Dataset listings of figures

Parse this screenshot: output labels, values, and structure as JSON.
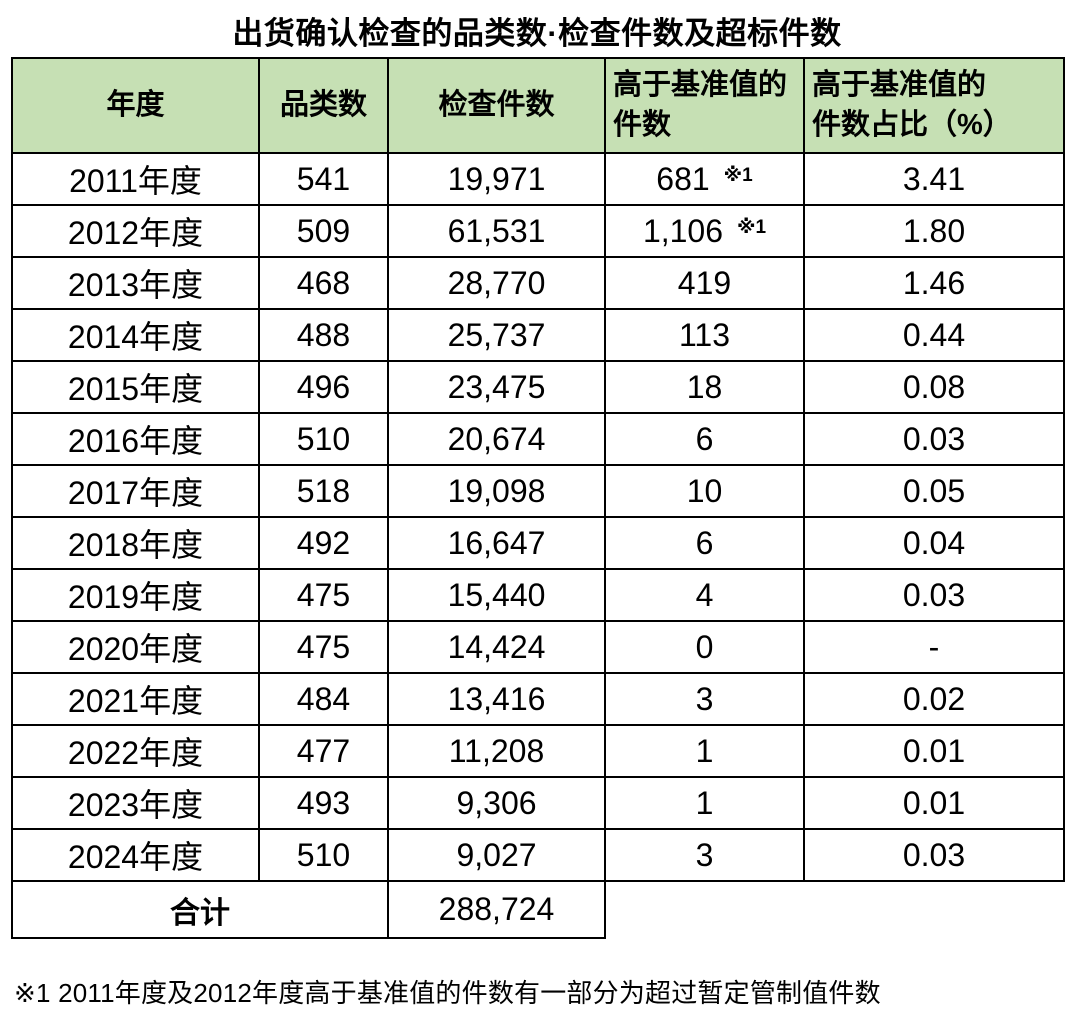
{
  "title": "出货确认检查的品类数·检查件数及超标件数",
  "colors": {
    "header_bg": "#c6e0b4",
    "border": "#000000",
    "text": "#000000",
    "page_bg": "#ffffff"
  },
  "table": {
    "headers": [
      "年度",
      "品类数",
      "检查件数",
      [
        "高于基准值的",
        "件数"
      ],
      [
        "高于基准值的",
        "件数占比（%）"
      ]
    ],
    "rows": [
      {
        "year": "2011年度",
        "categories": "541",
        "inspections": "19,971",
        "exceed": "681",
        "note": "※1",
        "ratio": "3.41"
      },
      {
        "year": "2012年度",
        "categories": "509",
        "inspections": "61,531",
        "exceed": "1,106",
        "note": "※1",
        "ratio": "1.80"
      },
      {
        "year": "2013年度",
        "categories": "468",
        "inspections": "28,770",
        "exceed": "419",
        "note": "",
        "ratio": "1.46"
      },
      {
        "year": "2014年度",
        "categories": "488",
        "inspections": "25,737",
        "exceed": "113",
        "note": "",
        "ratio": "0.44"
      },
      {
        "year": "2015年度",
        "categories": "496",
        "inspections": "23,475",
        "exceed": "18",
        "note": "",
        "ratio": "0.08"
      },
      {
        "year": "2016年度",
        "categories": "510",
        "inspections": "20,674",
        "exceed": "6",
        "note": "",
        "ratio": "0.03"
      },
      {
        "year": "2017年度",
        "categories": "518",
        "inspections": "19,098",
        "exceed": "10",
        "note": "",
        "ratio": "0.05"
      },
      {
        "year": "2018年度",
        "categories": "492",
        "inspections": "16,647",
        "exceed": "6",
        "note": "",
        "ratio": "0.04"
      },
      {
        "year": "2019年度",
        "categories": "475",
        "inspections": "15,440",
        "exceed": "4",
        "note": "",
        "ratio": "0.03"
      },
      {
        "year": "2020年度",
        "categories": "475",
        "inspections": "14,424",
        "exceed": "0",
        "note": "",
        "ratio": "-"
      },
      {
        "year": "2021年度",
        "categories": "484",
        "inspections": "13,416",
        "exceed": "3",
        "note": "",
        "ratio": "0.02"
      },
      {
        "year": "2022年度",
        "categories": "477",
        "inspections": "11,208",
        "exceed": "1",
        "note": "",
        "ratio": "0.01"
      },
      {
        "year": "2023年度",
        "categories": "493",
        "inspections": "9,306",
        "exceed": "1",
        "note": "",
        "ratio": "0.01"
      },
      {
        "year": "2024年度",
        "categories": "510",
        "inspections": "9,027",
        "exceed": "3",
        "note": "",
        "ratio": "0.03"
      }
    ],
    "total": {
      "label": "合计",
      "inspections": "288,724"
    }
  },
  "footnote": "※1 2011年度及2012年度高于基准值的件数有一部分为超过暂定管制值件数"
}
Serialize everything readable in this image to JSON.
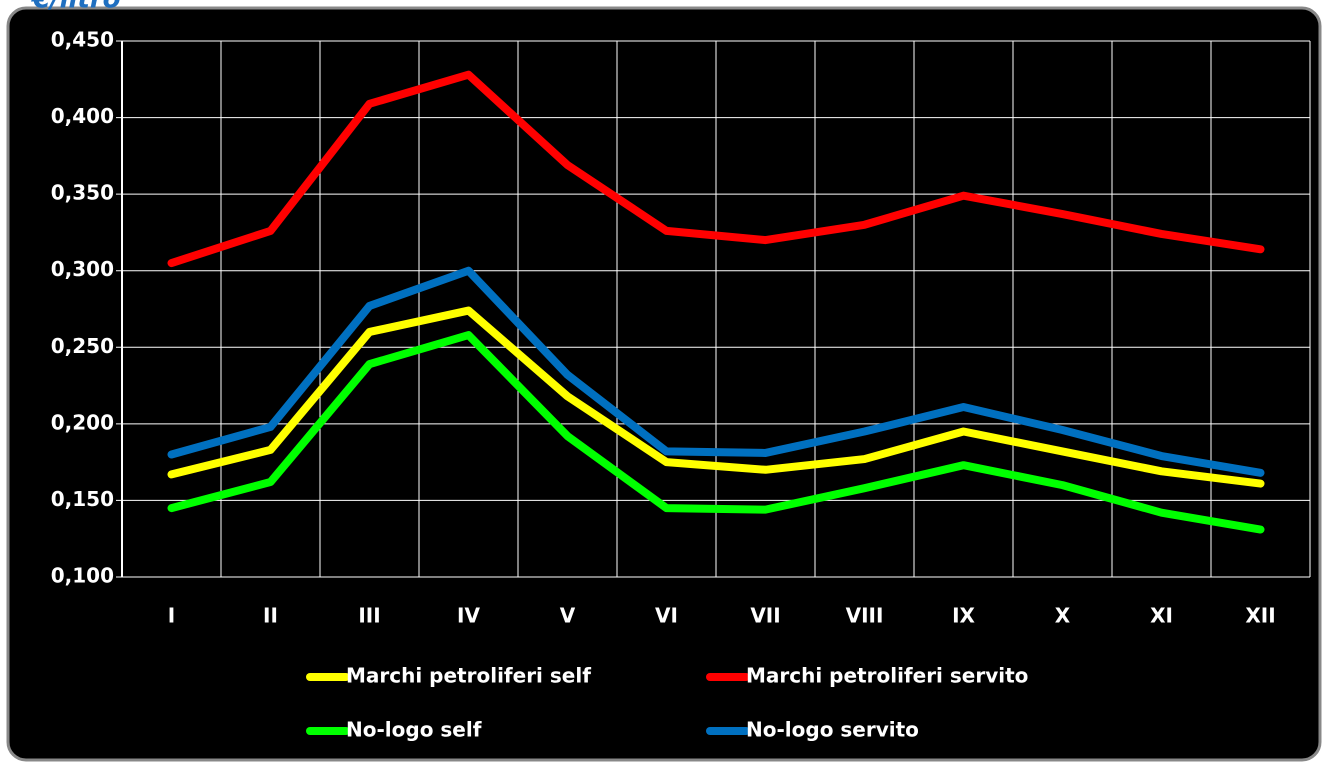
{
  "chart_data": {
    "type": "line",
    "title": "€/litro",
    "categories": [
      "I",
      "II",
      "III",
      "IV",
      "V",
      "VI",
      "VII",
      "VIII",
      "IX",
      "X",
      "XI",
      "XII"
    ],
    "series": [
      {
        "name": "Marchi petroliferi self",
        "color": "#ffff00",
        "values": [
          0.167,
          0.183,
          0.26,
          0.274,
          0.218,
          0.175,
          0.17,
          0.177,
          0.195,
          0.182,
          0.169,
          0.161
        ]
      },
      {
        "name": "Marchi petroliferi servito",
        "color": "#ff0000",
        "values": [
          0.305,
          0.326,
          0.409,
          0.428,
          0.369,
          0.326,
          0.32,
          0.33,
          0.349,
          0.337,
          0.324,
          0.314
        ]
      },
      {
        "name": "No-logo self",
        "color": "#00ff00",
        "values": [
          0.145,
          0.162,
          0.239,
          0.258,
          0.192,
          0.145,
          0.144,
          0.158,
          0.173,
          0.16,
          0.142,
          0.131
        ]
      },
      {
        "name": "No-logo servito",
        "color": "#0070c0",
        "values": [
          0.18,
          0.198,
          0.277,
          0.3,
          0.232,
          0.182,
          0.181,
          0.195,
          0.211,
          0.196,
          0.179,
          0.168
        ]
      }
    ],
    "ylim": [
      0.1,
      0.45
    ],
    "yticks": [
      {
        "value": 0.1,
        "label": "0,100"
      },
      {
        "value": 0.15,
        "label": "0,150"
      },
      {
        "value": 0.2,
        "label": "0,200"
      },
      {
        "value": 0.25,
        "label": "0,250"
      },
      {
        "value": 0.3,
        "label": "0,300"
      },
      {
        "value": 0.35,
        "label": "0,350"
      },
      {
        "value": 0.4,
        "label": "0,400"
      },
      {
        "value": 0.45,
        "label": "0,450"
      }
    ],
    "grid": true,
    "legend": "bottom"
  }
}
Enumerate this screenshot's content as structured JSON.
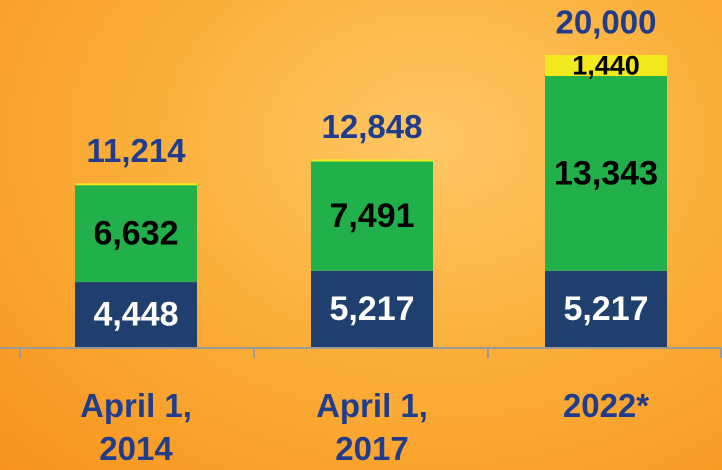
{
  "chart_data": {
    "type": "stacked-bar",
    "categories": [
      "April 1, 2014",
      "April 1, 2017",
      "2022*"
    ],
    "series": [
      {
        "color": "#1f3f6e",
        "values": [
          4448,
          5217,
          5217
        ],
        "value_labels": [
          "4,448",
          "5,217",
          "5,217"
        ]
      },
      {
        "color": "#22b04b",
        "values": [
          6632,
          7491,
          13343
        ],
        "value_labels": [
          "6,632",
          "7,491",
          "13,343"
        ]
      },
      {
        "color": "#f2ea1e",
        "values": [
          134,
          140,
          1440
        ],
        "value_labels": [
          null,
          null,
          "1,440"
        ]
      }
    ],
    "totals": [
      11214,
      12848,
      20000
    ],
    "total_labels": [
      "11,214",
      "12,848",
      "20,000"
    ]
  }
}
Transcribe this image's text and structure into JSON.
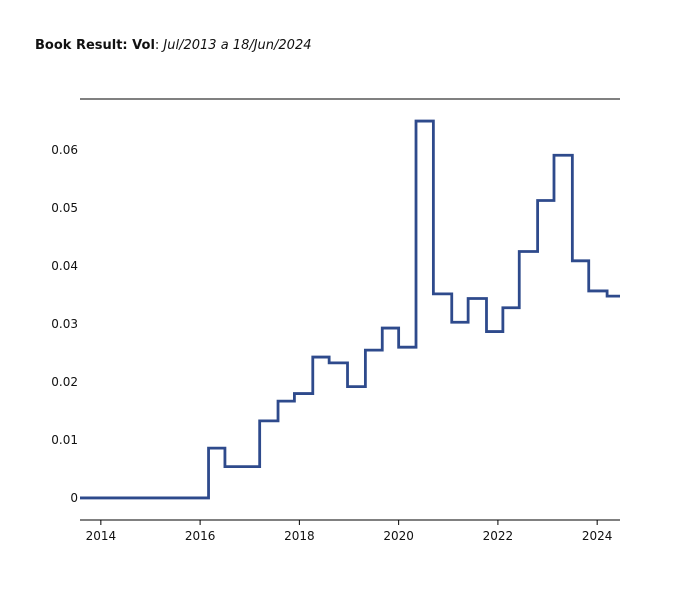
{
  "header": {
    "title_bold": "Book Result: Vol",
    "title_sep": ": ",
    "title_range": "Jul/2013 a 18/Jun/2024"
  },
  "chart_data": {
    "type": "line",
    "step": "post",
    "title": "Book Result: Vol: Jul/2013 a 18/Jun/2024",
    "xlabel": "",
    "ylabel": "",
    "xlim": [
      2013.58,
      2024.46
    ],
    "ylim": [
      -0.0038,
      0.0688
    ],
    "xticks": [
      2014,
      2016,
      2018,
      2020,
      2022,
      2024
    ],
    "xtick_labels": [
      "2014",
      "2016",
      "2018",
      "2020",
      "2022",
      "2024"
    ],
    "yticks": [
      0,
      0.01,
      0.02,
      0.03,
      0.04,
      0.05,
      0.06
    ],
    "ytick_labels": [
      "0",
      "0.01",
      "0.02",
      "0.03",
      "0.04",
      "0.05",
      "0.06"
    ],
    "grid": false,
    "legend": "none",
    "colors": {
      "line": "#2e4a8c",
      "axis": "#000000",
      "text": "#111111"
    },
    "series": [
      {
        "x": [
          2013.58,
          2016.17,
          2016.5,
          2017.2,
          2017.57,
          2017.9,
          2018.27,
          2018.6,
          2018.97,
          2019.33,
          2019.67,
          2020.0,
          2020.35,
          2020.7,
          2021.07,
          2021.4,
          2021.77,
          2022.1,
          2022.43,
          2022.8,
          2023.13,
          2023.5,
          2023.83,
          2024.2,
          2024.46
        ],
        "values": [
          0,
          0.0086,
          0.0054,
          0.0133,
          0.0167,
          0.018,
          0.0243,
          0.0233,
          0.0192,
          0.0255,
          0.0293,
          0.026,
          0.065,
          0.0352,
          0.0303,
          0.0344,
          0.0287,
          0.0328,
          0.0425,
          0.0513,
          0.0591,
          0.0409,
          0.0357,
          0.0348,
          0.0348
        ]
      }
    ]
  }
}
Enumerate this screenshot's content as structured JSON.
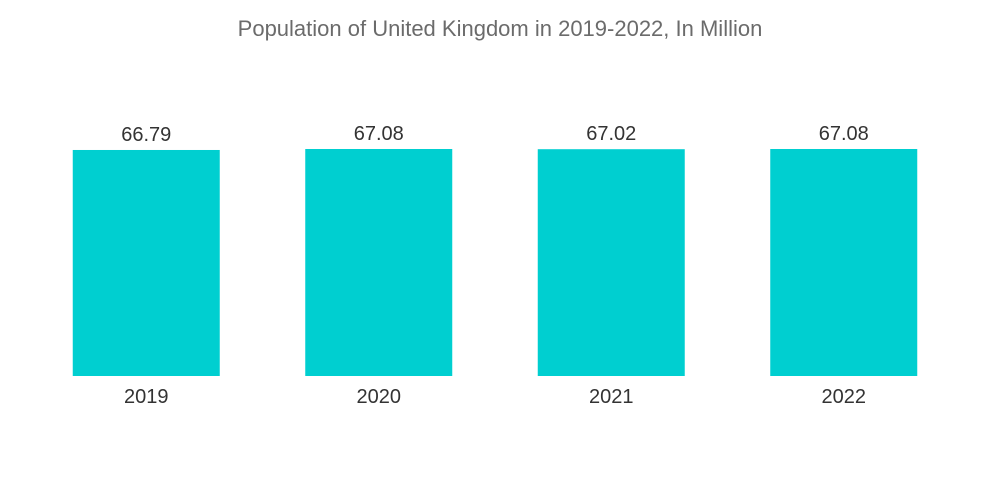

Given exercise -> Copy, from the material, each line that holds the string "this".

Answer to the exercise ->
Parse this screenshot: output labels, values, and structure as JSON.
Serialize everything readable in this image to JSON.
Enumerate this screenshot's content as structured JSON.
Transcribe this image's text and structure into JSON.
Enumerate this screenshot's content as structured JSON.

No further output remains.